Task goal: Put the lines from the start of the records up to and including the line with "start-time-field[interactable]: 1.00: [8, 723, 54, 736]" into a numbered list, leaving out any blank lines.

Stored records:
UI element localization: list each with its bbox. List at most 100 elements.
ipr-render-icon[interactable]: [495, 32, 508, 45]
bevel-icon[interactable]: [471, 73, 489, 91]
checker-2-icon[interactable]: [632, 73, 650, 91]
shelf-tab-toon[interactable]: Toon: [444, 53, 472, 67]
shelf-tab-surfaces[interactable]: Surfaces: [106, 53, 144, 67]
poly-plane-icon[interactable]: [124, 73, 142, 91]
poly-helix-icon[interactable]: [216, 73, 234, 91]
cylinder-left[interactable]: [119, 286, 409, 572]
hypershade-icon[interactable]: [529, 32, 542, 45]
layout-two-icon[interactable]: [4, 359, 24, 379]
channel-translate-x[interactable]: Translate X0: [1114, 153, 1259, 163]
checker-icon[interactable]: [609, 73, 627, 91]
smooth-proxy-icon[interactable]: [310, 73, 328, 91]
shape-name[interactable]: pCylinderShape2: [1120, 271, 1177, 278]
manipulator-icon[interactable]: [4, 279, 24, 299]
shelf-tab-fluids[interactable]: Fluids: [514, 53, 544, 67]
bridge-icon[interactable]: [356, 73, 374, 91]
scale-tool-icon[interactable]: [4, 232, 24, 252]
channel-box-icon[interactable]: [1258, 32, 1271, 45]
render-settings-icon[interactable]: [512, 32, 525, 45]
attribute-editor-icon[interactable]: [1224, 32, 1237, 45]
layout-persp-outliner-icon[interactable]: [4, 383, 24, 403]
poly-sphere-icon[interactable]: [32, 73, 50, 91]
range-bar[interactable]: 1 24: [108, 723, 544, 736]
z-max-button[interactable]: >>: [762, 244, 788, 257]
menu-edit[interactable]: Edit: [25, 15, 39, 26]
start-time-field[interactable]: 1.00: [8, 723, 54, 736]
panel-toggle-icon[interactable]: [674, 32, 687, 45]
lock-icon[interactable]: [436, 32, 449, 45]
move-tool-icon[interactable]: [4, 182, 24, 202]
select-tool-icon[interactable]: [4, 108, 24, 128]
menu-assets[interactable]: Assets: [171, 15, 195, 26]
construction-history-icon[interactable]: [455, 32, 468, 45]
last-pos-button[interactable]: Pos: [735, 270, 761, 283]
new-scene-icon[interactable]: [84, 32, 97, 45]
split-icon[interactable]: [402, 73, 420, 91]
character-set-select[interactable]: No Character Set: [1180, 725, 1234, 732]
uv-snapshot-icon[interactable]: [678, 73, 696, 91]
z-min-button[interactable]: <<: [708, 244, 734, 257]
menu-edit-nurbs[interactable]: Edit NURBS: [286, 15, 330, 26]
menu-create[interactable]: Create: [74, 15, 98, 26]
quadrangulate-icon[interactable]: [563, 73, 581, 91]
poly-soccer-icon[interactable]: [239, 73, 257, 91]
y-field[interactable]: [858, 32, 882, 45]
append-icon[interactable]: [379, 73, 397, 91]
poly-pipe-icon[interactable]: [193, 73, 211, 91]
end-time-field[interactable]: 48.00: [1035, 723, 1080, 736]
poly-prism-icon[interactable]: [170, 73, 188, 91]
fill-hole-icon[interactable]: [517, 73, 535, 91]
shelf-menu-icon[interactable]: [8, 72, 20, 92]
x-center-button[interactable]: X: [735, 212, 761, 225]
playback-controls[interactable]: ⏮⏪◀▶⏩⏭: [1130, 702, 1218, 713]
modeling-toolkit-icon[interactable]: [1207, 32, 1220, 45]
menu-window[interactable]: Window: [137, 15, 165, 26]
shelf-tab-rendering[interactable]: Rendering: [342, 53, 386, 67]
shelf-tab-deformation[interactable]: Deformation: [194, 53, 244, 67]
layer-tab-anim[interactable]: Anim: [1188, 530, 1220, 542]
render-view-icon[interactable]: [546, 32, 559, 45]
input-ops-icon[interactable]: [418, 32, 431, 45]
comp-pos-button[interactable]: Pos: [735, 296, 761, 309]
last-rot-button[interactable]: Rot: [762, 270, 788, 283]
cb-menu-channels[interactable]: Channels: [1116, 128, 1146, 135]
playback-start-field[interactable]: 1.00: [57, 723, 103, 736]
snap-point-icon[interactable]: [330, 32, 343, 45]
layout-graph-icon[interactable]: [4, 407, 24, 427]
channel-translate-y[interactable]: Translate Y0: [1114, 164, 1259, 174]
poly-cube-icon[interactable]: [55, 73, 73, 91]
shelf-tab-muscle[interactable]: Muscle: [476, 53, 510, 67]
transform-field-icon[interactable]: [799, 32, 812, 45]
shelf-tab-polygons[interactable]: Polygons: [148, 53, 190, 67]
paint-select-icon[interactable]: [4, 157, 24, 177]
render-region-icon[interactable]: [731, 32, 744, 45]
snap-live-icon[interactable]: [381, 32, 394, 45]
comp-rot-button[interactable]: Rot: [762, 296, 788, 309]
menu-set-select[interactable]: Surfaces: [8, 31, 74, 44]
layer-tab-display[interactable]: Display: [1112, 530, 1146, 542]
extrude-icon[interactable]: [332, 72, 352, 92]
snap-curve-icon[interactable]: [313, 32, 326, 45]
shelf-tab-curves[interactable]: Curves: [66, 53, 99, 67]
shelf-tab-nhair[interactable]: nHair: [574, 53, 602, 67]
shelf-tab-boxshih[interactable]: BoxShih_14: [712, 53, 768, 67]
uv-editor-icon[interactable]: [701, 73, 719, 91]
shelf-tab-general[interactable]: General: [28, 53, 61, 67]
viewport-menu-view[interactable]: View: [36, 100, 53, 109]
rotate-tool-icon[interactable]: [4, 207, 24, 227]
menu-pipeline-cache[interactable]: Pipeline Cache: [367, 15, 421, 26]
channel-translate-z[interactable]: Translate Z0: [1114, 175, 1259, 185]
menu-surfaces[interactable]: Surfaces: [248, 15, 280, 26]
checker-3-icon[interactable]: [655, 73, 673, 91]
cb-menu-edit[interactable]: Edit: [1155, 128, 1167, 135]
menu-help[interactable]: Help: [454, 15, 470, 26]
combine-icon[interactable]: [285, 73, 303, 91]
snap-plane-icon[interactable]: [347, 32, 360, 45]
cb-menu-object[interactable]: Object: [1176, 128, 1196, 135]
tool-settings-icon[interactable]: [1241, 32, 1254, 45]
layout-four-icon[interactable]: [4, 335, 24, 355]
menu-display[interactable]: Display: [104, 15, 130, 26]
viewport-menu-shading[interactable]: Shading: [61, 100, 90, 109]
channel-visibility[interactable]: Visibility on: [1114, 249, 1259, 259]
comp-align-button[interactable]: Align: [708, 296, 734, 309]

Answer to this exercise:
1. UI element localization: list each with its bbox. List at most 100 elements.
2. ipr-render-icon[interactable]: [495, 32, 508, 45]
3. bevel-icon[interactable]: [471, 73, 489, 91]
4. checker-2-icon[interactable]: [632, 73, 650, 91]
5. shelf-tab-toon[interactable]: Toon: [444, 53, 472, 67]
6. shelf-tab-surfaces[interactable]: Surfaces: [106, 53, 144, 67]
7. poly-plane-icon[interactable]: [124, 73, 142, 91]
8. poly-helix-icon[interactable]: [216, 73, 234, 91]
9. cylinder-left[interactable]: [119, 286, 409, 572]
10. hypershade-icon[interactable]: [529, 32, 542, 45]
11. layout-two-icon[interactable]: [4, 359, 24, 379]
12. channel-translate-x[interactable]: Translate X0: [1114, 153, 1259, 163]
13. checker-icon[interactable]: [609, 73, 627, 91]
14. smooth-proxy-icon[interactable]: [310, 73, 328, 91]
15. shape-name[interactable]: pCylinderShape2: [1120, 271, 1177, 278]
16. manipulator-icon[interactable]: [4, 279, 24, 299]
17. shelf-tab-fluids[interactable]: Fluids: [514, 53, 544, 67]
18. bridge-icon[interactable]: [356, 73, 374, 91]
19. scale-tool-icon[interactable]: [4, 232, 24, 252]
20. channel-box-icon[interactable]: [1258, 32, 1271, 45]
21. render-settings-icon[interactable]: [512, 32, 525, 45]
22. attribute-editor-icon[interactable]: [1224, 32, 1237, 45]
23. layout-persp-outliner-icon[interactable]: [4, 383, 24, 403]
24. poly-sphere-icon[interactable]: [32, 73, 50, 91]
25. range-bar[interactable]: 1 24: [108, 723, 544, 736]
26. z-max-button[interactable]: >>: [762, 244, 788, 257]
27. menu-edit[interactable]: Edit: [25, 15, 39, 26]
28. start-time-field[interactable]: 1.00: [8, 723, 54, 736]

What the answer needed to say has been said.